> Stated exercise
Output solely the number of lines containing the string "detached".

— begin Information shown —

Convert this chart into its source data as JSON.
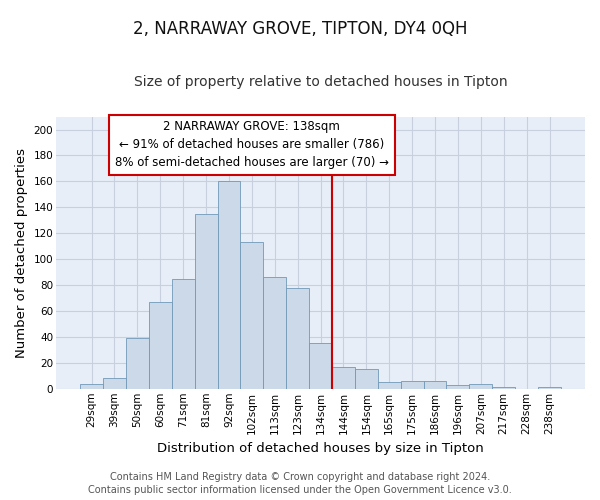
{
  "title": "2, NARRAWAY GROVE, TIPTON, DY4 0QH",
  "subtitle": "Size of property relative to detached houses in Tipton",
  "xlabel": "Distribution of detached houses by size in Tipton",
  "ylabel": "Number of detached properties",
  "bar_labels": [
    "29sqm",
    "39sqm",
    "50sqm",
    "60sqm",
    "71sqm",
    "81sqm",
    "92sqm",
    "102sqm",
    "113sqm",
    "123sqm",
    "134sqm",
    "144sqm",
    "154sqm",
    "165sqm",
    "175sqm",
    "186sqm",
    "196sqm",
    "207sqm",
    "217sqm",
    "228sqm",
    "238sqm"
  ],
  "bar_values": [
    4,
    8,
    39,
    67,
    85,
    135,
    160,
    113,
    86,
    78,
    35,
    17,
    15,
    5,
    6,
    6,
    3,
    4,
    1,
    0,
    1
  ],
  "bar_color": "#ccd9e8",
  "bar_edgecolor": "#7098b8",
  "vline_x_index": 11,
  "vline_color": "#cc0000",
  "ylim": [
    0,
    210
  ],
  "yticks": [
    0,
    20,
    40,
    60,
    80,
    100,
    120,
    140,
    160,
    180,
    200
  ],
  "annotation_title": "2 NARRAWAY GROVE: 138sqm",
  "annotation_line1": "← 91% of detached houses are smaller (786)",
  "annotation_line2": "8% of semi-detached houses are larger (70) →",
  "annotation_box_edgecolor": "#cc0000",
  "annotation_box_facecolor": "#ffffff",
  "footer_line1": "Contains HM Land Registry data © Crown copyright and database right 2024.",
  "footer_line2": "Contains public sector information licensed under the Open Government Licence v3.0.",
  "fig_facecolor": "#ffffff",
  "plot_facecolor": "#e8eef8",
  "grid_color": "#c8d0e0",
  "title_fontsize": 12,
  "subtitle_fontsize": 10,
  "axis_label_fontsize": 9.5,
  "tick_fontsize": 7.5,
  "footer_fontsize": 7,
  "annotation_fontsize": 8.5
}
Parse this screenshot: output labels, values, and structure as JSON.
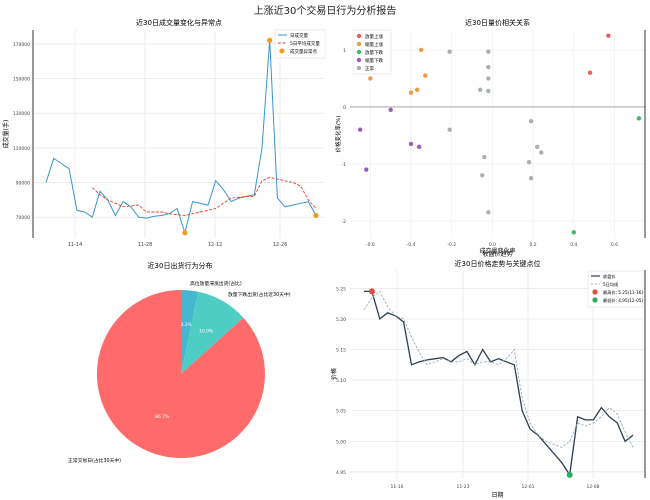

— end Information shown —

> Response for this exercise
5